> [TO DO]: The records below are to be copied word for word, with every picture left out.
++++++++++++++++++++
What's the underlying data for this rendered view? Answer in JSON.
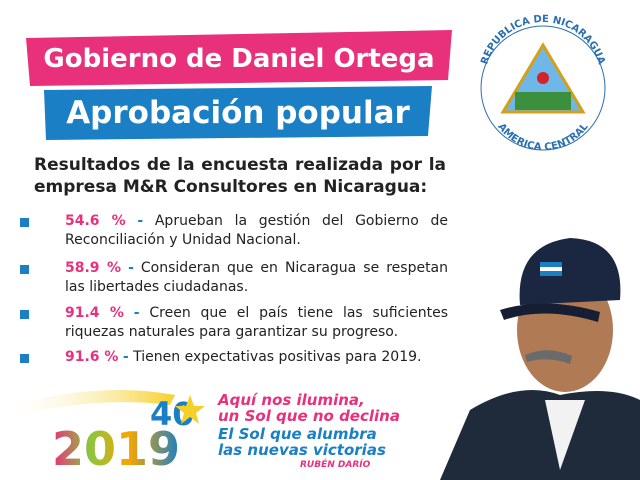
{
  "header": {
    "title": "Gobierno de Daniel Ortega",
    "subtitle": "Aprobación popular"
  },
  "intro": "Resultados de la encuesta realizada por la empresa M&R Consultores en Nicaragua:",
  "items": [
    {
      "percent": "54.6 %",
      "separator": "-",
      "text": "Aprueban la gestión del Gobierno de Reconciliación y Unidad Nacional."
    },
    {
      "percent": "58.9 %",
      "separator": "-",
      "text": "Consideran que en Nicaragua se respetan las libertades ciudadanas."
    },
    {
      "percent": "91.4 %",
      "separator": "-",
      "text": "Creen que el país tiene las suficientes riquezas naturales para garantizar su progreso."
    },
    {
      "percent": "91.6 %",
      "separator": "-",
      "text": "Tienen expectativas positivas para 2019."
    }
  ],
  "seal": {
    "top": "REPUBLICA DE NICARAGUA",
    "bottom": "AMERICA CENTRAL"
  },
  "footer": {
    "year": "2019",
    "anniversary": "40",
    "quote": [
      "Aquí nos ilumina,",
      "un Sol que no declina",
      "El Sol que alumbra",
      "las nuevas victorias"
    ],
    "author": "RUBÉN DARÍO"
  }
}
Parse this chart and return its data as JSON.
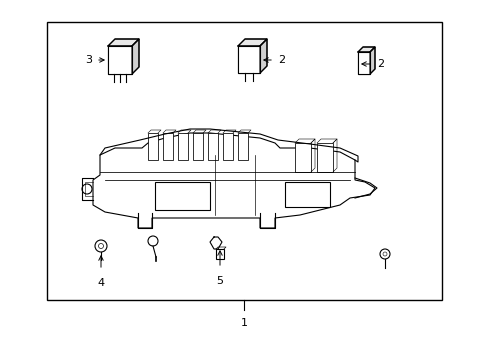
{
  "bg_color": "#ffffff",
  "line_color": "#000000",
  "text_color": "#000000",
  "fig_width": 4.89,
  "fig_height": 3.6,
  "dpi": 100,
  "label_fontsize": 8
}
++++++++++++++++++++
> [FINAL ANSWER]:
What's the underlying data for this rendered view? Answer in JSON.
{
  "header": {
    "title": "Gobierno de Daniel Ortega",
    "subtitle": "Aprobación popular"
  },
  "intro": "Resultados de la encuesta realizada por la empresa M&R Consultores en Nicaragua:",
  "items": [
    {
      "percent": "54.6 %",
      "separator": "-",
      "text": "Aprueban la gestión del Gobierno de Reconciliación y Unidad Nacional."
    },
    {
      "percent": "58.9 %",
      "separator": "-",
      "text": "Consideran que en Nicaragua se respetan las libertades ciudadanas."
    },
    {
      "percent": "91.4 %",
      "separator": "-",
      "text": "Creen que el país tiene las suficientes riquezas naturales para garantizar su progreso."
    },
    {
      "percent": "91.6 %",
      "separator": "-",
      "text": "Tienen expectativas positivas para 2019."
    }
  ],
  "seal": {
    "top": "REPUBLICA DE NICARAGUA",
    "bottom": "AMERICA CENTRAL"
  },
  "footer": {
    "year": "2019",
    "anniversary": "40",
    "quote": [
      "Aquí nos ilumina,",
      "un Sol que no declina",
      "El Sol que alumbra",
      "las nuevas victorias"
    ],
    "author": "RUBÉN DARÍO"
  }
}
Parse this chart and return its data as JSON.
{
  "bg_color": "#ffffff",
  "line_color": "#000000",
  "text_color": "#000000",
  "fig_width": 4.89,
  "fig_height": 3.6,
  "dpi": 100,
  "label_fontsize": 8
}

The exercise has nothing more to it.